Items from a dataset:
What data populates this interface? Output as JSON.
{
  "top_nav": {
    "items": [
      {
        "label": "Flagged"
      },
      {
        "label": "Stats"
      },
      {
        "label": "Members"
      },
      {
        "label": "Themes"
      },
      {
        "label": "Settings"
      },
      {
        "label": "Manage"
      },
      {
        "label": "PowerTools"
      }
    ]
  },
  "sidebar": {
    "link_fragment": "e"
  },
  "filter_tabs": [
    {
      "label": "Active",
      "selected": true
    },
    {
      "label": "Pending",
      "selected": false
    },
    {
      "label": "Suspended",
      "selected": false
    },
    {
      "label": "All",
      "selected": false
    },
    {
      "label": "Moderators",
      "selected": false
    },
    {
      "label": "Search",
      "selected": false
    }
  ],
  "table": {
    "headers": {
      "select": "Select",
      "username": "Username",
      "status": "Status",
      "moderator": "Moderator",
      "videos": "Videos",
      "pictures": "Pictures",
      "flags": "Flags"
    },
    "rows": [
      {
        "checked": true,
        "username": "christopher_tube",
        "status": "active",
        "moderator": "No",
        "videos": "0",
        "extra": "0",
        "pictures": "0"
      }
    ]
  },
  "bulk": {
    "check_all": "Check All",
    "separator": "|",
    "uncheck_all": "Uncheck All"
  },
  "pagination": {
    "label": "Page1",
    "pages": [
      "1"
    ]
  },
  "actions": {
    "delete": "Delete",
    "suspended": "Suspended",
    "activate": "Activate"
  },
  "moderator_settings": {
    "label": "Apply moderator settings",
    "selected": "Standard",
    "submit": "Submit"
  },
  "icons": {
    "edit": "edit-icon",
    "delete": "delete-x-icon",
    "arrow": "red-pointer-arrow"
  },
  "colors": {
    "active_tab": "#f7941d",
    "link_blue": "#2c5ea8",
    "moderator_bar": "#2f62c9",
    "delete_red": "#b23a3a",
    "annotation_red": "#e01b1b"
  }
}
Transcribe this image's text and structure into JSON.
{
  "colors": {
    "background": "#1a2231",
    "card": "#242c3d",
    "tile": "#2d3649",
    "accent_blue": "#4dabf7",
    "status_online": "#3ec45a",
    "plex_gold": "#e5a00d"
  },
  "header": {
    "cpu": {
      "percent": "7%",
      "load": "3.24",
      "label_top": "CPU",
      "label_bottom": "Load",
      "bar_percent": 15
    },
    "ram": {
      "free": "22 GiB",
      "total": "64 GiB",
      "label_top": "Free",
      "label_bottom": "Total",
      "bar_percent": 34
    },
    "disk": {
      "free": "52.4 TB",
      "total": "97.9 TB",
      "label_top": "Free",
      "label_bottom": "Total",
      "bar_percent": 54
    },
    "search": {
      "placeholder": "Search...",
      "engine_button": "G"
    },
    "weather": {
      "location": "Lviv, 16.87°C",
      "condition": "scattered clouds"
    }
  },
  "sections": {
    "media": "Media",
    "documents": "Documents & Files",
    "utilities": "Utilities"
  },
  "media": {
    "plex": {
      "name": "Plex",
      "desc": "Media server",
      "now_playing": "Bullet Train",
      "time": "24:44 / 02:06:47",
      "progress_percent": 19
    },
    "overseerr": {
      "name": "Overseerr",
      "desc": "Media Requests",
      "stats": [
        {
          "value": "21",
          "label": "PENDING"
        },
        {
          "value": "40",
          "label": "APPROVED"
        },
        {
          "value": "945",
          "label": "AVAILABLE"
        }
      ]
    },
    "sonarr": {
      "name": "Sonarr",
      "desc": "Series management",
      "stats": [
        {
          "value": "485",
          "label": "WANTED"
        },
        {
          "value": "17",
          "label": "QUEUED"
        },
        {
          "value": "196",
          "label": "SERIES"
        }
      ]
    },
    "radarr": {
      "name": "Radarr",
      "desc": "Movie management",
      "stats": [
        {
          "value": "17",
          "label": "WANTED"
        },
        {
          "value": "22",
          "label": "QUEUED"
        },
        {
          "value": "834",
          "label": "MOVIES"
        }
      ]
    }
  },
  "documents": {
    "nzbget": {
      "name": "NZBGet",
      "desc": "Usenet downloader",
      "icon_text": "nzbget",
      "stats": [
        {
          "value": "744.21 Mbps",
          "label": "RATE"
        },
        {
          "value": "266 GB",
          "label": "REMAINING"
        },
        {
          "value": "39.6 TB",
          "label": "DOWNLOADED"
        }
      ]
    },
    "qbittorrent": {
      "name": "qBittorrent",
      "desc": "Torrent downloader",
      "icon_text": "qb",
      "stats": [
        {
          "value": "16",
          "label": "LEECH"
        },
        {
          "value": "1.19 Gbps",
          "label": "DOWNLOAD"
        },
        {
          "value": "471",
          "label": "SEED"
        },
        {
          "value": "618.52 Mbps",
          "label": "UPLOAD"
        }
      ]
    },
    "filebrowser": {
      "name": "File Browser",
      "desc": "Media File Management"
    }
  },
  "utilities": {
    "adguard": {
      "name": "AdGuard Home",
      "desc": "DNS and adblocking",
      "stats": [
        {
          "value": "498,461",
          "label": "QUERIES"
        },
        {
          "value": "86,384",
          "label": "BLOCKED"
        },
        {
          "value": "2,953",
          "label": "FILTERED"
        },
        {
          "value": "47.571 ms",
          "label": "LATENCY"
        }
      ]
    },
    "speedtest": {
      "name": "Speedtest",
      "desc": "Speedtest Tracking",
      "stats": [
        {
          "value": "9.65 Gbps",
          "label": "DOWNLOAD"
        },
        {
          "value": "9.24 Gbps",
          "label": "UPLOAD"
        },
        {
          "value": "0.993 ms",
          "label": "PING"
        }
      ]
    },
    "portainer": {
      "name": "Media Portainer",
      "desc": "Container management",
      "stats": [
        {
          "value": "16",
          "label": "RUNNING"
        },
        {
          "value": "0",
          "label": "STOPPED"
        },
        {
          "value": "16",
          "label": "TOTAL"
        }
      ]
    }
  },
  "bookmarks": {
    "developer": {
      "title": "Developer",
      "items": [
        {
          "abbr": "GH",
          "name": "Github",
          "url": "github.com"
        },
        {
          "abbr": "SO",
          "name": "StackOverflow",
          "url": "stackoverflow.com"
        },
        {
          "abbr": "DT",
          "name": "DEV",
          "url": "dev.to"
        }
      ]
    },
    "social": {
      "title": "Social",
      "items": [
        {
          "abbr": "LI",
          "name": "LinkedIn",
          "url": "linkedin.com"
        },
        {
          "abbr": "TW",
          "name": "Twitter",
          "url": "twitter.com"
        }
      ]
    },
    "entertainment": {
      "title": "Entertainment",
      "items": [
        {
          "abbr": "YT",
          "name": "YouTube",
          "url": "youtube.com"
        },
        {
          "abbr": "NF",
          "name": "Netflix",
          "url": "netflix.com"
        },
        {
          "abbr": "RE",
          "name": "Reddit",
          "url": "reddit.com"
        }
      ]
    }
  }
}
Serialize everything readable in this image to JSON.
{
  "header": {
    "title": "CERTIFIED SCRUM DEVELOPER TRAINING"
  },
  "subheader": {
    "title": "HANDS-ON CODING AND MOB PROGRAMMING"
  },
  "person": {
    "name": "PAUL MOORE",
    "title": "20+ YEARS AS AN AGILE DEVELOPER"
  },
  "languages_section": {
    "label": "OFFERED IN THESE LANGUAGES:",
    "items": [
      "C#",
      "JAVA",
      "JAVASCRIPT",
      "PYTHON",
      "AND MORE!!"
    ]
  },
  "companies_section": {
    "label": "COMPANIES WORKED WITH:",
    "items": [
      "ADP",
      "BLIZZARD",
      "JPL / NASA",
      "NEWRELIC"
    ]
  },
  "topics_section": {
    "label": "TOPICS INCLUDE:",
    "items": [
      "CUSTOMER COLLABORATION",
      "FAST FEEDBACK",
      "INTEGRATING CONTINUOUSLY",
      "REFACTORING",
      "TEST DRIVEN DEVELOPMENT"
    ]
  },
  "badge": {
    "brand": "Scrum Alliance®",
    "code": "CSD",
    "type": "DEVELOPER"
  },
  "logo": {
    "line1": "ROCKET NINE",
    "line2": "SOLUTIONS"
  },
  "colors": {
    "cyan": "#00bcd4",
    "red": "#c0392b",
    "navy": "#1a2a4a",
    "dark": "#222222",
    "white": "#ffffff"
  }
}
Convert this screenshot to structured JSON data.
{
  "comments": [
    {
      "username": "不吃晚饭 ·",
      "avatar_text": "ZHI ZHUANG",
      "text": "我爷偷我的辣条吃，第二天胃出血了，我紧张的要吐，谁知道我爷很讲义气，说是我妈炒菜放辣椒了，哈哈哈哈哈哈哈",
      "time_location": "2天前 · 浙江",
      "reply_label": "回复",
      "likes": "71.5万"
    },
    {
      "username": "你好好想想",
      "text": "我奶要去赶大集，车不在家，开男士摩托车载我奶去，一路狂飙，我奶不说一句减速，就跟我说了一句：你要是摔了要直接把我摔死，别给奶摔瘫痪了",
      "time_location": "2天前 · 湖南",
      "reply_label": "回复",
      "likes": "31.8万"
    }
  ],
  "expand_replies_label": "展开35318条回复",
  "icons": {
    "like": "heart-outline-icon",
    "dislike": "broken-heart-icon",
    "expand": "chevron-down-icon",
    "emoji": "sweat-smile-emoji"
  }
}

What needs to be done: In the entries above, find the lines containing the word "JSON" and say how many there are, with no other words.

Complete response: 4